═══ Material provided

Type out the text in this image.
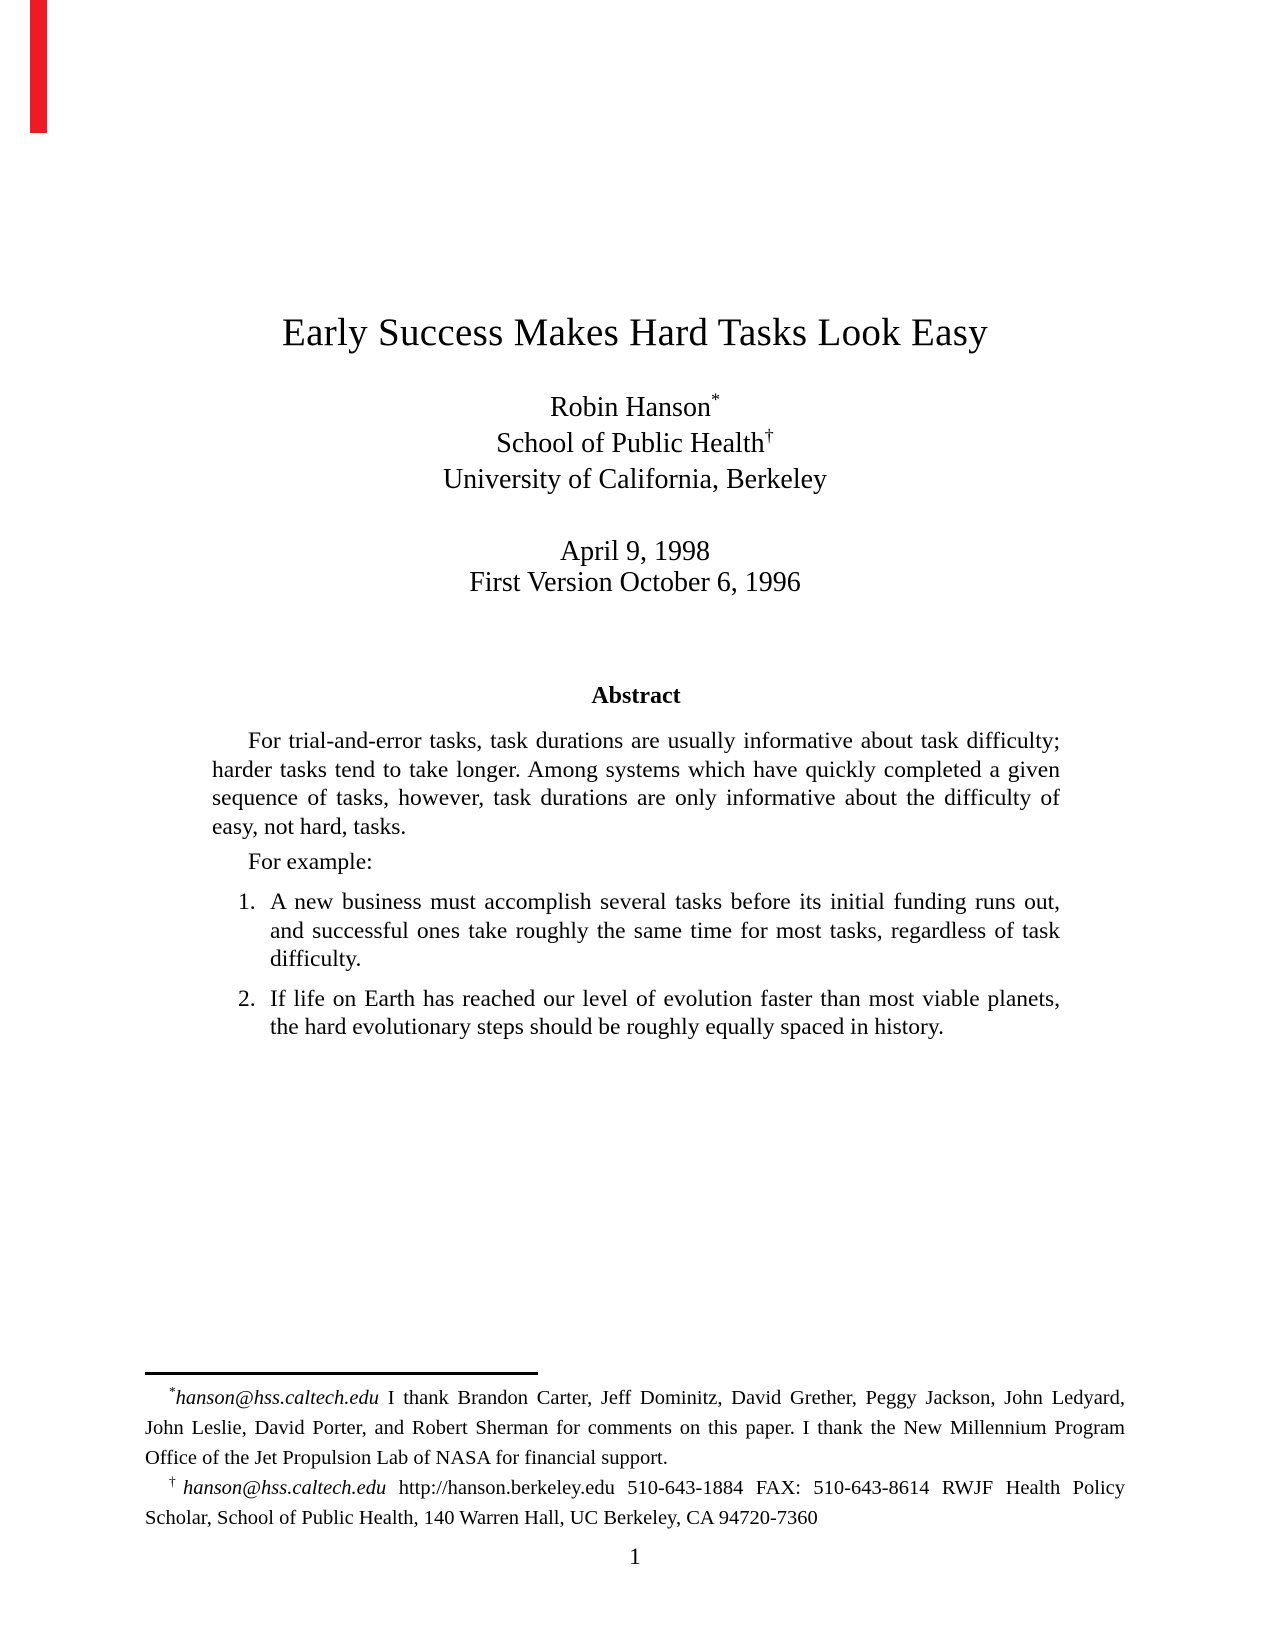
Early Success Makes Hard Tasks Look Easy
Robin Hanson*
School of Public Health†
University of California, Berkeley
April 9, 1998
First Version October 6, 1996
Abstract

For trial-and-error tasks, task durations are usually informative about task difficulty; harder tasks tend to take longer. Among systems which have quickly completed a given sequence of tasks, however, task durations are only informative about the difficulty of easy, not hard, tasks.

For example:

1. A new business must accomplish several tasks before its initial funding runs out, and successful ones take roughly the same time for most tasks, regardless of task difficulty.
2. If life on Earth has reached our level of evolution faster than most viable planets, the hard evolutionary steps should be roughly equally spaced in history.

*hanson@hss.caltech.edu I thank Brandon Carter, Jeff Dominitz, David Grether, Peggy Jackson, John Ledyard, John Leslie, David Porter, and Robert Sherman for comments on this paper. I thank the New Millennium Program Office of the Jet Propulsion Lab of NASA for financial support.

†hanson@hss.caltech.edu http://hanson.berkeley.edu 510-643-1884 FAX: 510-643-8614 RWJF Health Policy Scholar, School of Public Health, 140 Warren Hall, UC Berkeley, CA 94720-7360

1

══════

Goal:
Using the listing above, gather each line that holds the string "most" and copy it.

Answer to the task:
1. A new business must accomplish several tasks before its initial funding runs out, and successful ones take roughly the same time for most tasks, regardless of task difficulty.
2. If life on Earth has reached our level of evolution faster than most viable planets, the hard evolutionary steps should be roughly equally spaced in history.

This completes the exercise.